>> start

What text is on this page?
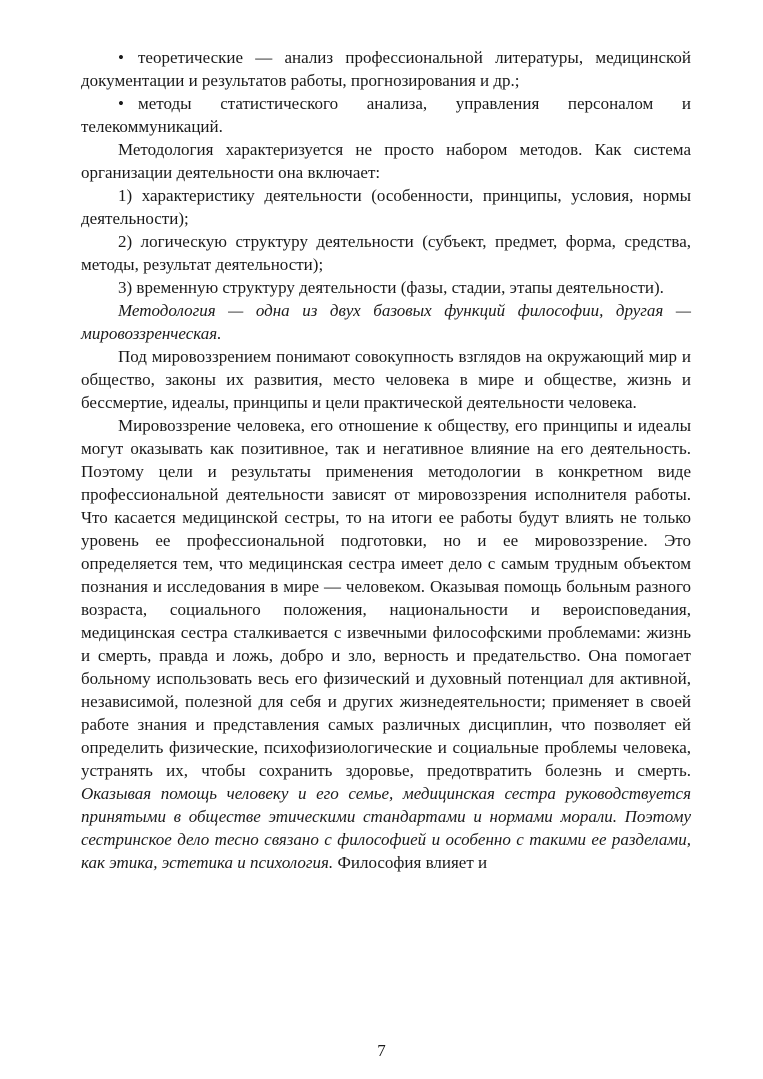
• теоретические — анализ профессиональной литературы, медицинской документации и результатов работы, прогнозирования и др.;

• методы статистического анализа, управления персоналом и телекоммуникаций.

Методология характеризуется не просто набором методов. Как система организации деятельности она включает:

1) характеристику деятельности (особенности, принципы, условия, нормы деятельности);

2) логическую структуру деятельности (субъект, предмет, форма, средства, методы, результат деятельности);

3) временную структуру деятельности (фазы, стадии, этапы деятельности).

Методология — одна из двух базовых функций философии, другая — мировоззренческая.

Под мировоззрением понимают совокупность взглядов на окружающий мир и общество, законы их развития, место человека в мире и обществе, жизнь и бессмертие, идеалы, принципы и цели практической деятельности человека.

Мировоззрение человека, его отношение к обществу, его принципы и идеалы могут оказывать как позитивное, так и негативное влияние на его деятельность. Поэтому цели и результаты применения методологии в конкретном виде профессиональной деятельности зависят от мировоззрения исполнителя работы. Что касается медицинской сестры, то на итоги ее работы будут влиять не только уровень ее профессиональной подготовки, но и ее мировоззрение. Это определяется тем, что медицинская сестра имеет дело с самым трудным объектом познания и исследования в мире — человеком. Оказывая помощь больным разного возраста, социального положения, национальности и вероисповедания, медицинская сестра сталкивается с извечными философскими проблемами: жизнь и смерть, правда и ложь, добро и зло, верность и предательство. Она помогает больному использовать весь его физический и духовный потенциал для активной, независимой, полезной для себя и других жизнедеятельности; применяет в своей работе знания и представления самых различных дисциплин, что позволяет ей определить физические, психофизиологические и социальные проблемы человека, устранять их, чтобы сохранить здоровье, предотвратить болезнь и смерть. Оказывая помощь человеку и его семье, медицинская сестра руководствуется принятыми в обществе этическими стандартами и нормами морали. Поэтому сестринское дело тесно связано с философией и особенно с такими ее разделами, как этика, эстетика и психология. Философия влияет и

7
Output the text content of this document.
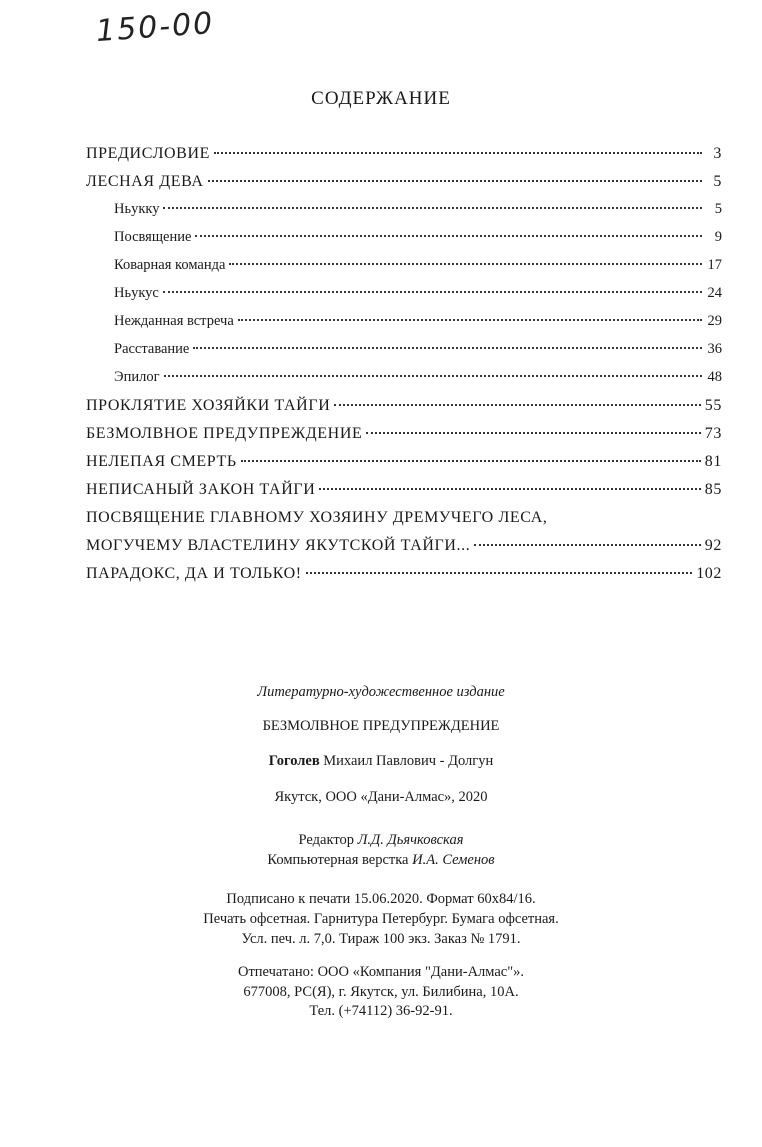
150-00
СОДЕРЖАНИЕ
ПРЕДИСЛОВИЕ	3
ЛЕСНАЯ ДЕВА	5
Ньукку	5
Посвящение	9
Коварная команда	17
Ньукус	24
Нежданная встреча	29
Расставание	36
Эпилог	48
ПРОКЛЯТИЕ ХОЗЯЙКИ ТАЙГИ	55
БЕЗМОЛВНОЕ ПРЕДУПРЕЖДЕНИЕ	73
НЕЛЕПАЯ СМЕРТЬ	81
НЕПИСАНЫЙ ЗАКОН ТАЙГИ	85
ПОСВЯЩЕНИЕ ГЛАВНОМУ ХОЗЯИНУ ДРЕМУЧЕГО ЛЕСА,
МОГУЧЕМУ ВЛАСТЕЛИНУ ЯКУТСКОЙ ТАЙГИ...	92
ПАРАДОКС, ДА И ТОЛЬКО!	102
Литературно-художественное издание
БЕЗМОЛВНОЕ ПРЕДУПРЕЖДЕНИЕ
Гоголев Михаил Павлович - Долгун
Якутск, ООО «Дани-Алмас», 2020
Редактор Л.Д. Дьячковская
Компьютерная верстка И.А. Семенов
Подписано к печати 15.06.2020. Формат 60х84/16.
Печать офсетная. Гарнитура Петербург. Бумага офсетная.
Усл. печ. л. 7,0. Тираж 100 экз. Заказ № 1791.
Отпечатано: ООО «Компания "Дани-Алмас"».
677008, РС(Я), г. Якутск, ул. Билибина, 10А.
Тел. (+74112) 36-92-91.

>> end

**WHAT YOU SHOULD DO**
Omit all pictures while transcribing the entries verbatim.

**RESULT FOR THIS EXERCISE**
What text is on this page?
• теоретические — анализ профессиональной литературы, медицинской документации и результатов работы, прогнозирования и др.;

• методы статистического анализа, управления персоналом и телекоммуникаций.

Методология характеризуется не просто набором методов. Как система организации деятельности она включает:

1) характеристику деятельности (особенности, принципы, условия, нормы деятельности);

2) логическую структуру деятельности (субъект, предмет, форма, средства, методы, результат деятельности);

3) временную структуру деятельности (фазы, стадии, этапы деятельности).

Методология — одна из двух базовых функций философии, другая — мировоззренческая.

Под мировоззрением понимают совокупность взглядов на окружающий мир и общество, законы их развития, место человека в мире и обществе, жизнь и бессмертие, идеалы, принципы и цели практической деятельности человека.

Мировоззрение человека, его отношение к обществу, его принципы и идеалы могут оказывать как позитивное, так и негативное влияние на его деятельность. Поэтому цели и результаты применения методологии в конкретном виде профессиональной деятельности зависят от мировоззрения исполнителя работы. Что касается медицинской сестры, то на итоги ее работы будут влиять не только уровень ее профессиональной подготовки, но и ее мировоззрение. Это определяется тем, что медицинская сестра имеет дело с самым трудным объектом познания и исследования в мире — человеком. Оказывая помощь больным разного возраста, социального положения, национальности и вероисповедания, медицинская сестра сталкивается с извечными философскими проблемами: жизнь и смерть, правда и ложь, добро и зло, верность и предательство. Она помогает больному использовать весь его физический и духовный потенциал для активной, независимой, полезной для себя и других жизнедеятельности; применяет в своей работе знания и представления самых различных дисциплин, что позволяет ей определить физические, психофизиологические и социальные проблемы человека, устранять их, чтобы сохранить здоровье, предотвратить болезнь и смерть. Оказывая помощь человеку и его семье, медицинская сестра руководствуется принятыми в обществе этическими стандартами и нормами морали. Поэтому сестринское дело тесно связано с философией и особенно с такими ее разделами, как этика, эстетика и психология. Философия влияет и

7
Output the text content of this document.
150-00
СОДЕРЖАНИЕ
ПРЕДИСЛОВИЕ	3
ЛЕСНАЯ ДЕВА	5
Ньукку	5
Посвящение	9
Коварная команда	17
Ньукус	24
Нежданная встреча	29
Расставание	36
Эпилог	48
ПРОКЛЯТИЕ ХОЗЯЙКИ ТАЙГИ	55
БЕЗМОЛВНОЕ ПРЕДУПРЕЖДЕНИЕ	73
НЕЛЕПАЯ СМЕРТЬ	81
НЕПИСАНЫЙ ЗАКОН ТАЙГИ	85
ПОСВЯЩЕНИЕ ГЛАВНОМУ ХОЗЯИНУ ДРЕМУЧЕГО ЛЕСА,
МОГУЧЕМУ ВЛАСТЕЛИНУ ЯКУТСКОЙ ТАЙГИ...	92
ПАРАДОКС, ДА И ТОЛЬКО!	102
Литературно-художественное издание
БЕЗМОЛВНОЕ ПРЕДУПРЕЖДЕНИЕ
Гоголев Михаил Павлович - Долгун
Якутск, ООО «Дани-Алмас», 2020
Редактор Л.Д. Дьячковская
Компьютерная верстка И.А. Семенов
Подписано к печати 15.06.2020. Формат 60х84/16.
Печать офсетная. Гарнитура Петербург. Бумага офсетная.
Усл. печ. л. 7,0. Тираж 100 экз. Заказ № 1791.
Отпечатано: ООО «Компания "Дани-Алмас"».
677008, РС(Я), г. Якутск, ул. Билибина, 10А.
Тел. (+74112) 36-92-91.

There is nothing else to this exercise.